(BRIEF A) Copy the NHS data breaches text between "In total, there" and "of personal data.", inclusive, renaming "mistakes" to "errors".
(BRIEF B)
Answer these questions from the NHS data breaches text:
(i) How many incidents were recorded between April 2011 and April 2014?
(ii) How many resignations resulted, according to the data supplied by the NHS Trusts?
(iii) Which trust had the most breaches, and how many did it have?

There are nearly 2,500 breaches of confidentiality by the NHS each year, according to an investigation by a privacy campaign group.
Big Brother Watch discovered cases of private data being stolen, accidentally sent by post or fax as well as inappropriate posting on social media.
In total, there were 7,255 recorded incidents between April 2011 and April 2014.
The organisation said the mistakes were "unacceptable".
Big Brother Watch asked NHS trusts for any breaches of personal data.
- 50 cases of data being posted on social media
- 103 cases of data being lost or stolen
- 251 cases of data being inappropriately shared with a third party
- 236 cases of data being shared by email, letter or fax
There were 61 resignations as a result, according to the data supplied by the NHS Trusts.
In June, it emerged that the personal data of thousands of ambulance service staff had been accidentally published online.
Emma Carr, the director of Big Brother Watch, told the BBC: "We're not saying this is an epidemic, but it is important that this kind of report is put in the public domain as more and more people have access to medical records.
"Overall their record is good, they're dealing with incredible amounts of information and the scale of people accessing it is unprecedented."
She added: "The information held in medical records is of huge personal significance and for details to be wrongly disclosed, maliciously accessed or lost, is completely unacceptable.
"Urgent action is therefore needed to ensure that medical records are kept safe and the worst data breaches are taken seriously."
South West Yorkshire Partnership NHS Foundation Trust had the most breaches with 869. The vast majority of cases resulted in no disciplinary action.
Dawn Stephenson, director of corporate development at South West Yorkshire Partnership NHS Foundation Trust, said: "The Trust takes its information governance duties very seriously and all staff undertake annual mandatory training as a minimum.
"We operate in an open and transparent way and encourage reporting of breaches, however minor, as a means of shared learning.
"Most breaches are as a result of mistakes made by members of staff with no or very minor consequence.

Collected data
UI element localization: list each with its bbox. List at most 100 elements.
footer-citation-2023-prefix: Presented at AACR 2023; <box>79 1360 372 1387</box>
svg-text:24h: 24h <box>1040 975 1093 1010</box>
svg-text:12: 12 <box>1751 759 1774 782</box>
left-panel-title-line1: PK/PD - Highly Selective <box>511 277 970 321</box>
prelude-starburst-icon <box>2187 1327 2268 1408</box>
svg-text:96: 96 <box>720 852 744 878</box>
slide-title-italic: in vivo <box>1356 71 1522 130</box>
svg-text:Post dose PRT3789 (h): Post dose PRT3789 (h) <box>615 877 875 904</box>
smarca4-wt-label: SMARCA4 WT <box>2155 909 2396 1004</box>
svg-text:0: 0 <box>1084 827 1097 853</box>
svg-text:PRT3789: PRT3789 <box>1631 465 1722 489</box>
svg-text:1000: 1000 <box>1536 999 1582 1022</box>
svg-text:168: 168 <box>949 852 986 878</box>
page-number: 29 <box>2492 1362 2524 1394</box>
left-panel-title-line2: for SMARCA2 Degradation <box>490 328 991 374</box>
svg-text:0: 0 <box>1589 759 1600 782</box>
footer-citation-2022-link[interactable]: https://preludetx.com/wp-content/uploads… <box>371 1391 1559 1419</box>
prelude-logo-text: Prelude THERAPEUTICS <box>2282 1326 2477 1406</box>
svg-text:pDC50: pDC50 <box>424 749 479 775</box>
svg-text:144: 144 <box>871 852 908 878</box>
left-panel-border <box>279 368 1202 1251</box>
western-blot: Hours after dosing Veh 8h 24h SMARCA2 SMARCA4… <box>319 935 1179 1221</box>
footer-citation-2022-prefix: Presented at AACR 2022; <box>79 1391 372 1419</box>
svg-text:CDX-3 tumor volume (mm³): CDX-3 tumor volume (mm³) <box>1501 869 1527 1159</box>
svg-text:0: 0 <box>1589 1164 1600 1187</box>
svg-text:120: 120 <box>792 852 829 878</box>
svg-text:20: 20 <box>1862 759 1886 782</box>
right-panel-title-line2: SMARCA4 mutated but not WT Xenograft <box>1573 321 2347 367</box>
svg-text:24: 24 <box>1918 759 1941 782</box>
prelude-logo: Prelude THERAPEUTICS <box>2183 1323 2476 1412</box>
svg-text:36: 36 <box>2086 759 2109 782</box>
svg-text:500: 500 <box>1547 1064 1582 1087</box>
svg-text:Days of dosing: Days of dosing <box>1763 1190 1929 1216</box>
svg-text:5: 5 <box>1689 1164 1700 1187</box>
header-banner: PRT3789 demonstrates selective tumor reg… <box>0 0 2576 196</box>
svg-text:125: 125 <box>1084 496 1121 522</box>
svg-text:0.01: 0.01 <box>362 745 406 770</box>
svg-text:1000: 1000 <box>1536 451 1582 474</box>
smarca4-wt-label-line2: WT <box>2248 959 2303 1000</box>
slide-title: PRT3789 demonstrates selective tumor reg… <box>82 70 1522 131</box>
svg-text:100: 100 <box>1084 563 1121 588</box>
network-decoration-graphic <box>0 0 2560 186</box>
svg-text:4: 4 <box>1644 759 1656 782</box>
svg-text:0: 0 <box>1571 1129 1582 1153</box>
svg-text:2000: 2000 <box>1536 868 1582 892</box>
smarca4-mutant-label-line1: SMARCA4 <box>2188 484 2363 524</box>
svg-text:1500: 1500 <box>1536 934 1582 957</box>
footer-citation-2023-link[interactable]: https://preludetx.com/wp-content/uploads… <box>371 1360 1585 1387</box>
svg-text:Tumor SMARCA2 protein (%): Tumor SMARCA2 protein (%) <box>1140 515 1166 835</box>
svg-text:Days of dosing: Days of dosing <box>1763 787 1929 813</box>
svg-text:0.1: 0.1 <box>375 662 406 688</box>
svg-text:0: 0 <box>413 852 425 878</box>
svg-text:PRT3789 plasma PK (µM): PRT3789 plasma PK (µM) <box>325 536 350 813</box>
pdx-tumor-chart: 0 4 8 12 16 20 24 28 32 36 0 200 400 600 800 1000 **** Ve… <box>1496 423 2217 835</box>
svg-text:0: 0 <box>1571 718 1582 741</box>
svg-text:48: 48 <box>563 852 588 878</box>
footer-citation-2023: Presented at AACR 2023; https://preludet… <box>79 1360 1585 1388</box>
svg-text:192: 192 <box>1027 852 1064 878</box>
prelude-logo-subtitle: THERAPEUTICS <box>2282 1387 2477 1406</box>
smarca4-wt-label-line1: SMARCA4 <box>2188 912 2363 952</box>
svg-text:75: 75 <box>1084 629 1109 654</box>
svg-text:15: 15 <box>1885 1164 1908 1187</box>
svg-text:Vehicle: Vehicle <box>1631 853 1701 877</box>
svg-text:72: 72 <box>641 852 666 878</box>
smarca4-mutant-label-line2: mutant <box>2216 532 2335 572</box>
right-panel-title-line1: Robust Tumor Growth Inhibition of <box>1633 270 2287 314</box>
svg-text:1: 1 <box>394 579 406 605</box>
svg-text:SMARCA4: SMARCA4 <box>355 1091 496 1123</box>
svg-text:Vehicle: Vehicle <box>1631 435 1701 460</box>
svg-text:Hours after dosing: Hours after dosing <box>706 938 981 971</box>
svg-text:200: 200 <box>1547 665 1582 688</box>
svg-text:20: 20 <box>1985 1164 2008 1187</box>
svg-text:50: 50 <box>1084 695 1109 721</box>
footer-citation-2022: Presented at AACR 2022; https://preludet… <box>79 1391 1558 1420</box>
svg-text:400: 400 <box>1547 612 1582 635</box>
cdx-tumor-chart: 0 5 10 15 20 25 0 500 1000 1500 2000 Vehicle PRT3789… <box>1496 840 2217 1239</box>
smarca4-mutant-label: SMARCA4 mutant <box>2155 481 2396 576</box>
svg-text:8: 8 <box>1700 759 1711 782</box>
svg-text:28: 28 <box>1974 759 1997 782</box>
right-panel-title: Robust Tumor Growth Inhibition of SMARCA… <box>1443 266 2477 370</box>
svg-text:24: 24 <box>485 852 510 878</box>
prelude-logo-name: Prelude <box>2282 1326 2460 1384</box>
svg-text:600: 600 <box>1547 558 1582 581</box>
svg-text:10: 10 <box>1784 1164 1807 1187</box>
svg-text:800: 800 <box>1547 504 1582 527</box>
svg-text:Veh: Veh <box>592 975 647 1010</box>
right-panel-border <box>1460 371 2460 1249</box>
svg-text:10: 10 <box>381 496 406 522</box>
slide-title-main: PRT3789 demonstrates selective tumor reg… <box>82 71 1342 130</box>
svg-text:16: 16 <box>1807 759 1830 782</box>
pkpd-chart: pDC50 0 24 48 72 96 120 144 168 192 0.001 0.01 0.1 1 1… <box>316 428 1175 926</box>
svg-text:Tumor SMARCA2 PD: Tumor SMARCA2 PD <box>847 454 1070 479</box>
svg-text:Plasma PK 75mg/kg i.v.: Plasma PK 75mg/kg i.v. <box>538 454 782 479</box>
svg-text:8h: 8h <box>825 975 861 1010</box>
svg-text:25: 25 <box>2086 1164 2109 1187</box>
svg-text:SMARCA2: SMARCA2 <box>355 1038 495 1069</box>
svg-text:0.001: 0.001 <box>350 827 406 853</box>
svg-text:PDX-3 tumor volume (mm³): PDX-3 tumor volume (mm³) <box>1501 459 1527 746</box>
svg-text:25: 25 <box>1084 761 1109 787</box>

(WORKED SOLUTION A)
In total, there were 7,255 recorded incidents between April 2011 and April 2014.
The organisation said the errors were "unacceptable".
Big Brother Watch asked NHS trusts for any breaches of personal data.

(WORKED SOLUTION B)
(i) 7,255
(ii) 61
(iii) South West Yorkshire Partnership NHS Foundation Trust, with 869